* **What is asked**:
Copy each line of the material below that includes the string "Вода".

START Data excerpts

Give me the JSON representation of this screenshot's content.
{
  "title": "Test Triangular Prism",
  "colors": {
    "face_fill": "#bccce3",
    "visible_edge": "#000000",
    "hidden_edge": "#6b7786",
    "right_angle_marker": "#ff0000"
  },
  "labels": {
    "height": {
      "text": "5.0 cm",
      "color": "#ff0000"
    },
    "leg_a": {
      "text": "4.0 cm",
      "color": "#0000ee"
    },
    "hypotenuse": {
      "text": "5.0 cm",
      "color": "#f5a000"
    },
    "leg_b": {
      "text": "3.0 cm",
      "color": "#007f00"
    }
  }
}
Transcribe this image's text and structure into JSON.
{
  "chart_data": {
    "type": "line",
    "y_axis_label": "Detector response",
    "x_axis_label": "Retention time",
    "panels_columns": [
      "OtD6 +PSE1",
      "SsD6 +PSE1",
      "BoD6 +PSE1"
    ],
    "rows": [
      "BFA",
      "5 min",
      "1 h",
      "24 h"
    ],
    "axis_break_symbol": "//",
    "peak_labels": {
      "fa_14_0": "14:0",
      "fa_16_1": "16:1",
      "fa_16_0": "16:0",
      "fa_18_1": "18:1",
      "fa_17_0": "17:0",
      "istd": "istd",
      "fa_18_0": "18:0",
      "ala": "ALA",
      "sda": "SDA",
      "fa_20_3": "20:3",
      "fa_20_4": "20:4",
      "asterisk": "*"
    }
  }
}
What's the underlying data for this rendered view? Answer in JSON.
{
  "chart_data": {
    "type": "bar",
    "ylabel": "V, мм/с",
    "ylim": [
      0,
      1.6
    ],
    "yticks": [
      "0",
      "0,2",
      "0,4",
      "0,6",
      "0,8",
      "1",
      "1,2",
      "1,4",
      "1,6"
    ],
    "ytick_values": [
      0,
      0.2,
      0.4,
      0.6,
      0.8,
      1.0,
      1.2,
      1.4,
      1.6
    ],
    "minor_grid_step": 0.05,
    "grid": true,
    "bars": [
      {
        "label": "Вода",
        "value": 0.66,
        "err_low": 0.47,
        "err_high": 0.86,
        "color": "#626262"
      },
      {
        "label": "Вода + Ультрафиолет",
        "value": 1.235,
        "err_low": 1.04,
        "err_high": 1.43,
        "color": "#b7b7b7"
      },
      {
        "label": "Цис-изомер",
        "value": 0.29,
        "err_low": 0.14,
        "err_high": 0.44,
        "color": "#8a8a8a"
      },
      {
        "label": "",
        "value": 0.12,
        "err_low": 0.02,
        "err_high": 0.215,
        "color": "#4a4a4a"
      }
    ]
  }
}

END Data excerpts

* **Answer to the exercise**:
        "label": "Вода",
        "label": "Вода + Ультрафиолет",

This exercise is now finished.